EXERCISE OBJECTIVE
The data below must be copied in full and without any change.

+++ DATA SHOWN +++

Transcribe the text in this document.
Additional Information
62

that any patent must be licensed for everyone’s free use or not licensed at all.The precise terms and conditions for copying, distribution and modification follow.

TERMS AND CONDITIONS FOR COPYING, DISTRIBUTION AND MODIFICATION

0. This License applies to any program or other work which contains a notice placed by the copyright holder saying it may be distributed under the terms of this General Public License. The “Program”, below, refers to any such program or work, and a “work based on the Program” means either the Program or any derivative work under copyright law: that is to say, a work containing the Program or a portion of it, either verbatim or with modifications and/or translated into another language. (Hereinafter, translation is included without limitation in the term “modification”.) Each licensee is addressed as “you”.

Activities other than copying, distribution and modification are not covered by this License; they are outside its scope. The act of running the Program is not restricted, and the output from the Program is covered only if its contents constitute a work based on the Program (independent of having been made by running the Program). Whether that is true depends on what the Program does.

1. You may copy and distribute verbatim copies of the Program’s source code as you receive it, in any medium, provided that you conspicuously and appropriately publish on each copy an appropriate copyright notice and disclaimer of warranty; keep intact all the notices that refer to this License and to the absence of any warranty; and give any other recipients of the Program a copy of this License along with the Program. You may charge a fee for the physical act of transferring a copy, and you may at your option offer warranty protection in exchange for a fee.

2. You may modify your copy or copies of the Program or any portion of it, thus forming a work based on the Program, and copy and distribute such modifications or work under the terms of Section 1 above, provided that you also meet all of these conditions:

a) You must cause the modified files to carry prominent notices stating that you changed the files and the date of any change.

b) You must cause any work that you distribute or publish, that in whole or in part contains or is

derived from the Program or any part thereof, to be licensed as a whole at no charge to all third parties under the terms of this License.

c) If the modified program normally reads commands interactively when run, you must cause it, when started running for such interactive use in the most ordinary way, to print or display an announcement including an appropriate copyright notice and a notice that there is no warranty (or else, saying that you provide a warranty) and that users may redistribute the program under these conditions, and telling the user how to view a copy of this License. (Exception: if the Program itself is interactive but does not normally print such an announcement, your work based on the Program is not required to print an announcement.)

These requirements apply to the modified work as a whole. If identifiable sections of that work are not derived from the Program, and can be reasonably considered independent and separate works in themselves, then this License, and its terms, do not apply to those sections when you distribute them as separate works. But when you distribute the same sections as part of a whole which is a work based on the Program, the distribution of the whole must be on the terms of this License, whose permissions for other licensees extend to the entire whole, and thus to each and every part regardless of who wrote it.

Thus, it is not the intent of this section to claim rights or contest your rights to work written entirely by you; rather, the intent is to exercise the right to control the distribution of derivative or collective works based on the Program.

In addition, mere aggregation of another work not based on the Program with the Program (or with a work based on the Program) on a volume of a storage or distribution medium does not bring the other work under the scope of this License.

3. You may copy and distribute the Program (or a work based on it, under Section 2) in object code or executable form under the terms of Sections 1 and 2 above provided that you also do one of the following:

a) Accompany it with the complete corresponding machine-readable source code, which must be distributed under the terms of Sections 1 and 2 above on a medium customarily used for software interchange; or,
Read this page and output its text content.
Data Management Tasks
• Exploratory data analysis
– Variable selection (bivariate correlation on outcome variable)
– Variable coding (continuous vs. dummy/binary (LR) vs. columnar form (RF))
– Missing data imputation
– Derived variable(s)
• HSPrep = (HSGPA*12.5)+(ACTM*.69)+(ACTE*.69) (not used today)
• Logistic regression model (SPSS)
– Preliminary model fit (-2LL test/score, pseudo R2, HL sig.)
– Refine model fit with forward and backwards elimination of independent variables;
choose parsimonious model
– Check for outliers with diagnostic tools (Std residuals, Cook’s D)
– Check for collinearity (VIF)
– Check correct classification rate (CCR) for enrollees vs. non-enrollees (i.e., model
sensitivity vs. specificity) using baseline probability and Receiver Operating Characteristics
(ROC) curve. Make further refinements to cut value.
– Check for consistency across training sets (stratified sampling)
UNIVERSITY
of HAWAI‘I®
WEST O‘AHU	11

+++

OUTPUT OF THE EXERCISE
Transcribe the text in this document.
Additional Information
62

that any patent must be licensed for everyone’s free use or not licensed at all.The precise terms and conditions for copying, distribution and modification follow.

TERMS AND CONDITIONS FOR COPYING, DISTRIBUTION AND MODIFICATION

0. This License applies to any program or other work which contains a notice placed by the copyright holder saying it may be distributed under the terms of this General Public License. The “Program”, below, refers to any such program or work, and a “work based on the Program” means either the Program or any derivative work under copyright law: that is to say, a work containing the Program or a portion of it, either verbatim or with modifications and/or translated into another language. (Hereinafter, translation is included without limitation in the term “modification”.) Each licensee is addressed as “you”.

Activities other than copying, distribution and modification are not covered by this License; they are outside its scope. The act of running the Program is not restricted, and the output from the Program is covered only if its contents constitute a work based on the Program (independent of having been made by running the Program). Whether that is true depends on what the Program does.

1. You may copy and distribute verbatim copies of the Program’s source code as you receive it, in any medium, provided that you conspicuously and appropriately publish on each copy an appropriate copyright notice and disclaimer of warranty; keep intact all the notices that refer to this License and to the absence of any warranty; and give any other recipients of the Program a copy of this License along with the Program. You may charge a fee for the physical act of transferring a copy, and you may at your option offer warranty protection in exchange for a fee.

2. You may modify your copy or copies of the Program or any portion of it, thus forming a work based on the Program, and copy and distribute such modifications or work under the terms of Section 1 above, provided that you also meet all of these conditions:

a) You must cause the modified files to carry prominent notices stating that you changed the files and the date of any change.

b) You must cause any work that you distribute or publish, that in whole or in part contains or is

derived from the Program or any part thereof, to be licensed as a whole at no charge to all third parties under the terms of this License.

c) If the modified program normally reads commands interactively when run, you must cause it, when started running for such interactive use in the most ordinary way, to print or display an announcement including an appropriate copyright notice and a notice that there is no warranty (or else, saying that you provide a warranty) and that users may redistribute the program under these conditions, and telling the user how to view a copy of this License. (Exception: if the Program itself is interactive but does not normally print such an announcement, your work based on the Program is not required to print an announcement.)

These requirements apply to the modified work as a whole. If identifiable sections of that work are not derived from the Program, and can be reasonably considered independent and separate works in themselves, then this License, and its terms, do not apply to those sections when you distribute them as separate works. But when you distribute the same sections as part of a whole which is a work based on the Program, the distribution of the whole must be on the terms of this License, whose permissions for other licensees extend to the entire whole, and thus to each and every part regardless of who wrote it.

Thus, it is not the intent of this section to claim rights or contest your rights to work written entirely by you; rather, the intent is to exercise the right to control the distribution of derivative or collective works based on the Program.

In addition, mere aggregation of another work not based on the Program with the Program (or with a work based on the Program) on a volume of a storage or distribution medium does not bring the other work under the scope of this License.

3. You may copy and distribute the Program (or a work based on it, under Section 2) in object code or executable form under the terms of Sections 1 and 2 above provided that you also do one of the following:

a) Accompany it with the complete corresponding machine-readable source code, which must be distributed under the terms of Sections 1 and 2 above on a medium customarily used for software interchange; or,
Read this page and output its text content.
Data Management Tasks
• Exploratory data analysis
– Variable selection (bivariate correlation on outcome variable)
– Variable coding (continuous vs. dummy/binary (LR) vs. columnar form (RF))
– Missing data imputation
– Derived variable(s)
• HSPrep = (HSGPA*12.5)+(ACTM*.69)+(ACTE*.69) (not used today)
• Logistic regression model (SPSS)
– Preliminary model fit (-2LL test/score, pseudo R2, HL sig.)
– Refine model fit with forward and backwards elimination of independent variables;
choose parsimonious model
– Check for outliers with diagnostic tools (Std residuals, Cook’s D)
– Check for collinearity (VIF)
– Check correct classification rate (CCR) for enrollees vs. non-enrollees (i.e., model
sensitivity vs. specificity) using baseline probability and Receiver Operating Characteristics
(ROC) curve. Make further refinements to cut value.
– Check for consistency across training sets (stratified sampling)
UNIVERSITY
of HAWAI‘I®
WEST O‘AHU	11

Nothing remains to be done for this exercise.